#### [REQUEST]
All records should be reproduced verbatim.

#### [LISTING]

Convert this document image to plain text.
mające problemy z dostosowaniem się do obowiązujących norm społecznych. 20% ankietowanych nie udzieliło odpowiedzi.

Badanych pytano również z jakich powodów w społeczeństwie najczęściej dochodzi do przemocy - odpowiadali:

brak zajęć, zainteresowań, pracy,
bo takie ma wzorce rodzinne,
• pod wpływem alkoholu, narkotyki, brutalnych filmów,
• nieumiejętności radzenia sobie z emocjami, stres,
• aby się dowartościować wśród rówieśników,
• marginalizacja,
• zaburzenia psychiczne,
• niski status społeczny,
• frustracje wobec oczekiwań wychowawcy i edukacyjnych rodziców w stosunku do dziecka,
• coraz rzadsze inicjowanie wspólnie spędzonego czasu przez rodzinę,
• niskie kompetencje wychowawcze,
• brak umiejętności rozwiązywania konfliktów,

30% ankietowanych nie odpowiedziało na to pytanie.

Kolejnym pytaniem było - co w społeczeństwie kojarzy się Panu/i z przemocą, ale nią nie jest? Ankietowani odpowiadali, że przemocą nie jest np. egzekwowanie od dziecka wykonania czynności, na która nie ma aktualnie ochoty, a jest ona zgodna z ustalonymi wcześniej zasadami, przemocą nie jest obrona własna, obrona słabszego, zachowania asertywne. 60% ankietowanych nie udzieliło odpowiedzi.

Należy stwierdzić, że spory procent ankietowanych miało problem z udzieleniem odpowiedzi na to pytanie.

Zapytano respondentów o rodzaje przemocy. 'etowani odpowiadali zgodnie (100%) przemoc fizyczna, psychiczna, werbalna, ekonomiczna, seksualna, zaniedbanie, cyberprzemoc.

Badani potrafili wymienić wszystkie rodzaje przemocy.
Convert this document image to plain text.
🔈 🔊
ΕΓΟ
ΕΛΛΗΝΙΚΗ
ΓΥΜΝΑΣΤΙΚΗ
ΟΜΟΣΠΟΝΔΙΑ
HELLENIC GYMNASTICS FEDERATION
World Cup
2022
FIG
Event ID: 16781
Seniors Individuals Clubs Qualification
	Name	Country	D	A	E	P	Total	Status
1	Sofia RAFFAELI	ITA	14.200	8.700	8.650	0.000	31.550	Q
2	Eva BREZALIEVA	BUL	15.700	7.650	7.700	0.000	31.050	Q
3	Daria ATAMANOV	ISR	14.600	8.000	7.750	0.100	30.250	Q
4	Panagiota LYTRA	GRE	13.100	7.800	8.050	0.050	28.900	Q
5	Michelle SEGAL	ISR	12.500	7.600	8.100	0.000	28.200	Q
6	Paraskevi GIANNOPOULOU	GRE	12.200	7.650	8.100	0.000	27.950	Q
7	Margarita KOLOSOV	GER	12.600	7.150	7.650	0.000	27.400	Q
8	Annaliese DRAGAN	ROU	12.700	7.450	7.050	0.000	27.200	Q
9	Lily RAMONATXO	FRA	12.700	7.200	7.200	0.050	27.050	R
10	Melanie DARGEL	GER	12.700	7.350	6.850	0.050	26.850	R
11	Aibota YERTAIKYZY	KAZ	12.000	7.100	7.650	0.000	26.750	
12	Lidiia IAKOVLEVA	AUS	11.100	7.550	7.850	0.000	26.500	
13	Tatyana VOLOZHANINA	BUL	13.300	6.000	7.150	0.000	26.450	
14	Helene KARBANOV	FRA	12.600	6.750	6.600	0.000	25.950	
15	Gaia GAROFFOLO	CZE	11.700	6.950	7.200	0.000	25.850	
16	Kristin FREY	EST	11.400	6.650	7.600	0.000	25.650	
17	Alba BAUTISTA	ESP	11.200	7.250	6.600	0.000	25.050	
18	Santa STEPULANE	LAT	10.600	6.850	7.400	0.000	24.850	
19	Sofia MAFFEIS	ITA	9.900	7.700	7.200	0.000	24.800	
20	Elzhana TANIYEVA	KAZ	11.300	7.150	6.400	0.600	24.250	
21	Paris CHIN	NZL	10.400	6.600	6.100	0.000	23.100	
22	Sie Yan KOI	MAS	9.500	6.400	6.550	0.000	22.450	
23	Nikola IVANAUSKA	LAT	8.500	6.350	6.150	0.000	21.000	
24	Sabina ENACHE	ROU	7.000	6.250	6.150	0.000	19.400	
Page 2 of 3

#### [THE OUTPUT]
Convert this document image to plain text.
mające problemy z dostosowaniem się do obowiązujących norm społecznych. 20% ankietowanych nie udzieliło odpowiedzi.

Badanych pytano również z jakich powodów w społeczeństwie najczęściej dochodzi do przemocy - odpowiadali:

brak zajęć, zainteresowań, pracy,
bo takie ma wzorce rodzinne,
• pod wpływem alkoholu, narkotyki, brutalnych filmów,
• nieumiejętności radzenia sobie z emocjami, stres,
• aby się dowartościować wśród rówieśników,
• marginalizacja,
• zaburzenia psychiczne,
• niski status społeczny,
• frustracje wobec oczekiwań wychowawcy i edukacyjnych rodziców w stosunku do dziecka,
• coraz rzadsze inicjowanie wspólnie spędzonego czasu przez rodzinę,
• niskie kompetencje wychowawcze,
• brak umiejętności rozwiązywania konfliktów,

30% ankietowanych nie odpowiedziało na to pytanie.

Kolejnym pytaniem było - co w społeczeństwie kojarzy się Panu/i z przemocą, ale nią nie jest? Ankietowani odpowiadali, że przemocą nie jest np. egzekwowanie od dziecka wykonania czynności, na która nie ma aktualnie ochoty, a jest ona zgodna z ustalonymi wcześniej zasadami, przemocą nie jest obrona własna, obrona słabszego, zachowania asertywne. 60% ankietowanych nie udzieliło odpowiedzi.

Należy stwierdzić, że spory procent ankietowanych miało problem z udzieleniem odpowiedzi na to pytanie.

Zapytano respondentów o rodzaje przemocy. 'etowani odpowiadali zgodnie (100%) przemoc fizyczna, psychiczna, werbalna, ekonomiczna, seksualna, zaniedbanie, cyberprzemoc.

Badani potrafili wymienić wszystkie rodzaje przemocy.
Convert this document image to plain text.
🔈 🔊
ΕΓΟ
ΕΛΛΗΝΙΚΗ
ΓΥΜΝΑΣΤΙΚΗ
ΟΜΟΣΠΟΝΔΙΑ
HELLENIC GYMNASTICS FEDERATION
World Cup
2022
FIG
Event ID: 16781
Seniors Individuals Clubs Qualification
	Name	Country	D	A	E	P	Total	Status
1	Sofia RAFFAELI	ITA	14.200	8.700	8.650	0.000	31.550	Q
2	Eva BREZALIEVA	BUL	15.700	7.650	7.700	0.000	31.050	Q
3	Daria ATAMANOV	ISR	14.600	8.000	7.750	0.100	30.250	Q
4	Panagiota LYTRA	GRE	13.100	7.800	8.050	0.050	28.900	Q
5	Michelle SEGAL	ISR	12.500	7.600	8.100	0.000	28.200	Q
6	Paraskevi GIANNOPOULOU	GRE	12.200	7.650	8.100	0.000	27.950	Q
7	Margarita KOLOSOV	GER	12.600	7.150	7.650	0.000	27.400	Q
8	Annaliese DRAGAN	ROU	12.700	7.450	7.050	0.000	27.200	Q
9	Lily RAMONATXO	FRA	12.700	7.200	7.200	0.050	27.050	R
10	Melanie DARGEL	GER	12.700	7.350	6.850	0.050	26.850	R
11	Aibota YERTAIKYZY	KAZ	12.000	7.100	7.650	0.000	26.750	
12	Lidiia IAKOVLEVA	AUS	11.100	7.550	7.850	0.000	26.500	
13	Tatyana VOLOZHANINA	BUL	13.300	6.000	7.150	0.000	26.450	
14	Helene KARBANOV	FRA	12.600	6.750	6.600	0.000	25.950	
15	Gaia GAROFFOLO	CZE	11.700	6.950	7.200	0.000	25.850	
16	Kristin FREY	EST	11.400	6.650	7.600	0.000	25.650	
17	Alba BAUTISTA	ESP	11.200	7.250	6.600	0.000	25.050	
18	Santa STEPULANE	LAT	10.600	6.850	7.400	0.000	24.850	
19	Sofia MAFFEIS	ITA	9.900	7.700	7.200	0.000	24.800	
20	Elzhana TANIYEVA	KAZ	11.300	7.150	6.400	0.600	24.250	
21	Paris CHIN	NZL	10.400	6.600	6.100	0.000	23.100	
22	Sie Yan KOI	MAS	9.500	6.400	6.550	0.000	22.450	
23	Nikola IVANAUSKA	LAT	8.500	6.350	6.150	0.000	21.000	
24	Sabina ENACHE	ROU	7.000	6.250	6.150	0.000	19.400	
Page 2 of 3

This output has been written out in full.